**Record list**
╔══
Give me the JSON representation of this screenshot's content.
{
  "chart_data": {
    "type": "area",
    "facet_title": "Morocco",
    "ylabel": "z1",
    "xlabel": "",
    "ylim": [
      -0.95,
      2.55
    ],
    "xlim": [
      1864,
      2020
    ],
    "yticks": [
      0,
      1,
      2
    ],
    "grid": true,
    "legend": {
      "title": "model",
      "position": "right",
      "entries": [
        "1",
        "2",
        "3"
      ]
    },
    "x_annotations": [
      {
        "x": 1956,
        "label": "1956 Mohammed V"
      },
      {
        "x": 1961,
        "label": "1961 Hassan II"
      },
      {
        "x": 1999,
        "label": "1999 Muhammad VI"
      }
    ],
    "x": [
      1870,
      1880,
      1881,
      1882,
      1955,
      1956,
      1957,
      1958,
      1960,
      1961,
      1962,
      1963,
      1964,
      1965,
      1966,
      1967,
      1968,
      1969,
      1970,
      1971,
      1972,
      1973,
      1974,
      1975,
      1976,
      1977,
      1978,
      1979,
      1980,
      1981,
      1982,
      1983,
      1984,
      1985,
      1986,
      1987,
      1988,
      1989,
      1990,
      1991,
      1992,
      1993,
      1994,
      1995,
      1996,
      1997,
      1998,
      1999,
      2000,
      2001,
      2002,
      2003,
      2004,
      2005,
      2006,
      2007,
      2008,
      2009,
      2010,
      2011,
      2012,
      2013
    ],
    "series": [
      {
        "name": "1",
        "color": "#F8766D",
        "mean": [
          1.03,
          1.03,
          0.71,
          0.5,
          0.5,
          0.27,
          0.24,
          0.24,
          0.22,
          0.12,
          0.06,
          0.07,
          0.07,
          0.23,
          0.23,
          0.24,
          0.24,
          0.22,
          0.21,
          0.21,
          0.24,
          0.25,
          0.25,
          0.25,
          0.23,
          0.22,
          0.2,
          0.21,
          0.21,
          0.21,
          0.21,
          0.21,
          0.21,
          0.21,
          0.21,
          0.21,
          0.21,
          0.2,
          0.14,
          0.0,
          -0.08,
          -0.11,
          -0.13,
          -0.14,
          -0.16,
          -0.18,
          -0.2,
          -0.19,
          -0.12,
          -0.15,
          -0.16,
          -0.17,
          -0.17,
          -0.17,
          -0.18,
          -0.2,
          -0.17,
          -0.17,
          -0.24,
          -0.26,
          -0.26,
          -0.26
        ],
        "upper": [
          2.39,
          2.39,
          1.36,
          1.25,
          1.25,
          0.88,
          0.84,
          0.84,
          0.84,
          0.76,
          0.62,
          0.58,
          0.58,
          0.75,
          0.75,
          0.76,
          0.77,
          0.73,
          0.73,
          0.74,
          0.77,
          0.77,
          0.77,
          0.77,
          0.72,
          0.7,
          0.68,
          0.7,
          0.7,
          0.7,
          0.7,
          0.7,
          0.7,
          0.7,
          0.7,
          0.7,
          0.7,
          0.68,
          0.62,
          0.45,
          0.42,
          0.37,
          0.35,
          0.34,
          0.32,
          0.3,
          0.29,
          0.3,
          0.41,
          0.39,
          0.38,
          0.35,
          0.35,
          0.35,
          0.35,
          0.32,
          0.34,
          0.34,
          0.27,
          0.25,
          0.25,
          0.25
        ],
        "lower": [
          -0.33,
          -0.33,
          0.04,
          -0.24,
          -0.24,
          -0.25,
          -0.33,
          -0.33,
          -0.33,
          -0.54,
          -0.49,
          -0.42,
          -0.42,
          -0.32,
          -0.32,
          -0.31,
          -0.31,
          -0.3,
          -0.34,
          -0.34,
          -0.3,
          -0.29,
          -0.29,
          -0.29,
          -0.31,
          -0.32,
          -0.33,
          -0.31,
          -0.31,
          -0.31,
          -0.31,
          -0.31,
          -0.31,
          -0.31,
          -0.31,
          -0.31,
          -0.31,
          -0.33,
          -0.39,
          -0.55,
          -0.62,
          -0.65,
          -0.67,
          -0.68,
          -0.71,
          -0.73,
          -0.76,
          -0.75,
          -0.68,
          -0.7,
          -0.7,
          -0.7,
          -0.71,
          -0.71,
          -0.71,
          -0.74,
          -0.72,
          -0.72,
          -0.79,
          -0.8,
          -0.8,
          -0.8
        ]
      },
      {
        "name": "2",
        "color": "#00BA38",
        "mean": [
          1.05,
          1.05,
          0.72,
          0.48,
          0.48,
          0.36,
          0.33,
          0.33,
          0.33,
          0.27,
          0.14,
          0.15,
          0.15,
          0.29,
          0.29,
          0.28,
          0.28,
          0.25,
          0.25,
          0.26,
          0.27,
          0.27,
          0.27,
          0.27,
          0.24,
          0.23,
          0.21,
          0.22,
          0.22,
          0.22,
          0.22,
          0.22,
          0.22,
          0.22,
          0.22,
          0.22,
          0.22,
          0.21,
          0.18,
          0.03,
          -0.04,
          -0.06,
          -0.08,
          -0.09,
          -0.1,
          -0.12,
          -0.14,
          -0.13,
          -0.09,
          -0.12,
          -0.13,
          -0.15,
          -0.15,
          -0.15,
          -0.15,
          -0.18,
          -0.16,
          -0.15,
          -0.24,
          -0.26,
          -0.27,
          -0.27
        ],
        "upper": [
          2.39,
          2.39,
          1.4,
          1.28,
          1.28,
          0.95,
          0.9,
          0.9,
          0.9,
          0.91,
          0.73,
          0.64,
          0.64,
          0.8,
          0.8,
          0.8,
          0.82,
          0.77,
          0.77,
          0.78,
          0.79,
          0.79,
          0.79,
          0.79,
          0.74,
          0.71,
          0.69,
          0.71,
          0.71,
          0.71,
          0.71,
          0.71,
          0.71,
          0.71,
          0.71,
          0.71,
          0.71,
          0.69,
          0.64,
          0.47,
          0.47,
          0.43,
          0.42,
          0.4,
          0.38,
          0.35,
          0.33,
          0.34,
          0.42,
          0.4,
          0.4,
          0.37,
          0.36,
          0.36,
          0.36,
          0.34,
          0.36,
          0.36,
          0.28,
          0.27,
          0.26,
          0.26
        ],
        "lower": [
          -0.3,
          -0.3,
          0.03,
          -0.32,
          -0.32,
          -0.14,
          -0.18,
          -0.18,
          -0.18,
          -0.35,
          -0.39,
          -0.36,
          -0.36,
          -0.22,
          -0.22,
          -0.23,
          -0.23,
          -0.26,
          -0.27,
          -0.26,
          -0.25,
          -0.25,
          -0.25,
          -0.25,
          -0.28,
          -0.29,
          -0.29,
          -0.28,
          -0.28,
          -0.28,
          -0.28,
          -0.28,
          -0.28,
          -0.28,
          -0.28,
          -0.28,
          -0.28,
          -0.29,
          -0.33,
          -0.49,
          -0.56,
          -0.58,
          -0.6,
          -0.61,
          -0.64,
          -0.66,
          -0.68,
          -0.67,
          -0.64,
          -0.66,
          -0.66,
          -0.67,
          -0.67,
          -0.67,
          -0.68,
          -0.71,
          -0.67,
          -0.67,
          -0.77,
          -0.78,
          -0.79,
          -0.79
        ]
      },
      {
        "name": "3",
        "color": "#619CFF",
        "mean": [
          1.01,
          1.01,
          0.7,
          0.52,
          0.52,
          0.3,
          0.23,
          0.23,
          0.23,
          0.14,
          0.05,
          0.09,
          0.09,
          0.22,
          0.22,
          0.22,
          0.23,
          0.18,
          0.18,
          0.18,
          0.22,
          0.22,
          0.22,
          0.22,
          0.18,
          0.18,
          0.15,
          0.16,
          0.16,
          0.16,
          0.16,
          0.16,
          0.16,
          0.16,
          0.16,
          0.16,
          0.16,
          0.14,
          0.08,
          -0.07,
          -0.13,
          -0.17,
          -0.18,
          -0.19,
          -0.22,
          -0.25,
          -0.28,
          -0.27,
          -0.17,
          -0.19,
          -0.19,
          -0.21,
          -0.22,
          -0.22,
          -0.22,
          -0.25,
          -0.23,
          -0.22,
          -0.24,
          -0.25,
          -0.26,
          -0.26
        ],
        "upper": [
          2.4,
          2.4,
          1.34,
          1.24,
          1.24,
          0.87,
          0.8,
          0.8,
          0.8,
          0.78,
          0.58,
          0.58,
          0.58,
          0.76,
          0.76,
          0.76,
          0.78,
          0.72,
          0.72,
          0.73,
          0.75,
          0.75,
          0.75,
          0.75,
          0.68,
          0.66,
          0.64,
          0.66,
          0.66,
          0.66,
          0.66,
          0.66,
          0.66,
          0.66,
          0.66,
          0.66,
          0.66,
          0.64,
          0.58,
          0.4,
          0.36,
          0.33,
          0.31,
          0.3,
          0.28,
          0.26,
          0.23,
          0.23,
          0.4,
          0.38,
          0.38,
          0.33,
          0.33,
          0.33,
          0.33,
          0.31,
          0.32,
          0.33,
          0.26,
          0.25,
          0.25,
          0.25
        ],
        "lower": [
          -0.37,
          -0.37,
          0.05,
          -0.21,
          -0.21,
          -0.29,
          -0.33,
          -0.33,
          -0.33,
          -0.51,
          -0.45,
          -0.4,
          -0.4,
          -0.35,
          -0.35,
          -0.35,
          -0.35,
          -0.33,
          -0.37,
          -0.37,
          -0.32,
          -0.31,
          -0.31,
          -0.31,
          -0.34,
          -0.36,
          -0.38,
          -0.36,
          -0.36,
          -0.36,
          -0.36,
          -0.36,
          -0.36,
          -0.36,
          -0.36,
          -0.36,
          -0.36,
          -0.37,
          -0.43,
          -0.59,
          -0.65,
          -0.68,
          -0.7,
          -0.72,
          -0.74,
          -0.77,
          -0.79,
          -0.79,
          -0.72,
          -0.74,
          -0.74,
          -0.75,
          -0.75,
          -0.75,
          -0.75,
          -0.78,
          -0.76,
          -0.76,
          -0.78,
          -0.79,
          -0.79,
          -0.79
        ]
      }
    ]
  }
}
╚══
Show every line where the string "color" appears.

        "color": "#F8766D",
        "color": "#00BA38",
        "color": "#619CFF",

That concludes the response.